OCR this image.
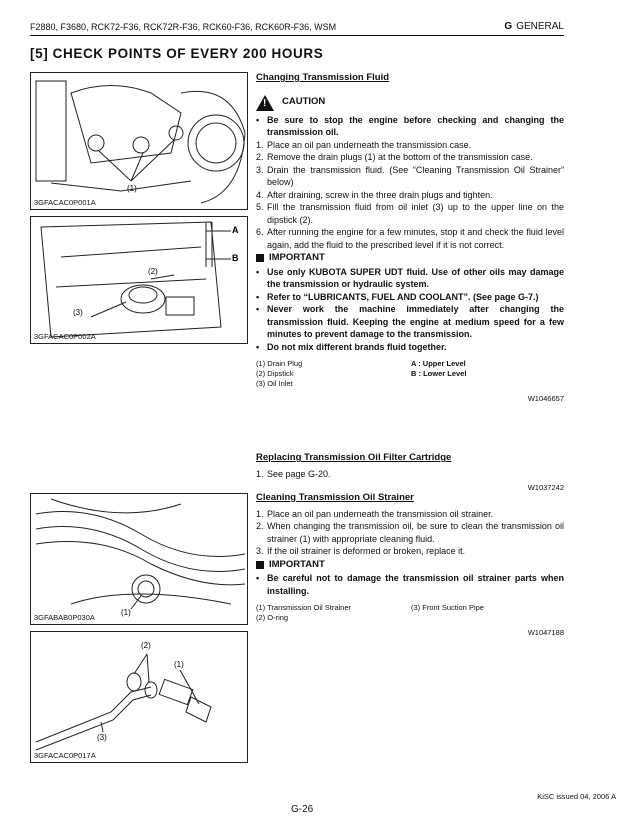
F2880, F3680, RCK72-F36, RCK72R-F36, RCK60-F36, RCK60R-F36, WSM	G GENERAL
[5] CHECK POINTS OF EVERY 200 HOURS
(1)
3GFACAC0P001A
A
B
(2)
(3)
3GFACAC0P002A
(1)
3GFABAB0P030A
(2)
(1)
(3)
3GFACAC0P017A
Changing Transmission Fluid
! CAUTION
• Be sure to stop the engine before checking and changing the transmission oil.
1. Place an oil pan underneath the transmission case.
2. Remove the drain plugs (1) at the bottom of the transmission case.
3. Drain the transmission fluid. (See “Cleaning Transmission Oil Strainer” below)
4. After draining, screw in the three drain plugs and tighten.
5. Fill the transmission fluid from oil inlet (3) up to the upper line on the dipstick (2).
6. After running the engine for a few minutes, stop it and check the fluid level again, add the fluid to the prescribed level if it is not correct.
IMPORTANT
• Use only KUBOTA SUPER UDT fluid. Use of other oils may damage the transmission or hydraulic system.
• Refer to “LUBRICANTS, FUEL AND COOLANT”. (See page G-7.)
• Never work the machine immediately after changing the transmission fluid. Keeping the engine at medium speed for a few minutes to prevent damage to the transmission.
• Do not mix different brands fluid together.
(1) Drain Plug	A : Upper Level
(2) Dipstick	B : Lower Level
(3) Oil Inlet
W1046657
Replacing Transmission Oil Filter Cartridge
1. See page G-20.
W1037242
Cleaning Transmission Oil Strainer
1. Place an oil pan underneath the transmission oil strainer.
2. When changing the transmission oil, be sure to clean the transmission oil strainer (1) with appropriate cleaning fluid.
3. If the oil strainer is deformed or broken, replace it.
IMPORTANT
• Be careful not to damage the transmission oil strainer parts when installing.
(1) Transmission Oil Strainer	(3) Front Suction Pipe
(2) O-ring
W1047188
KiSC issued 04, 2006 A
G-26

### EXERCISE DESCRIPTION
Tally the lines in these entries that have the string "engine" in them, then answer with the count and nothing else.

### RESPONSE
3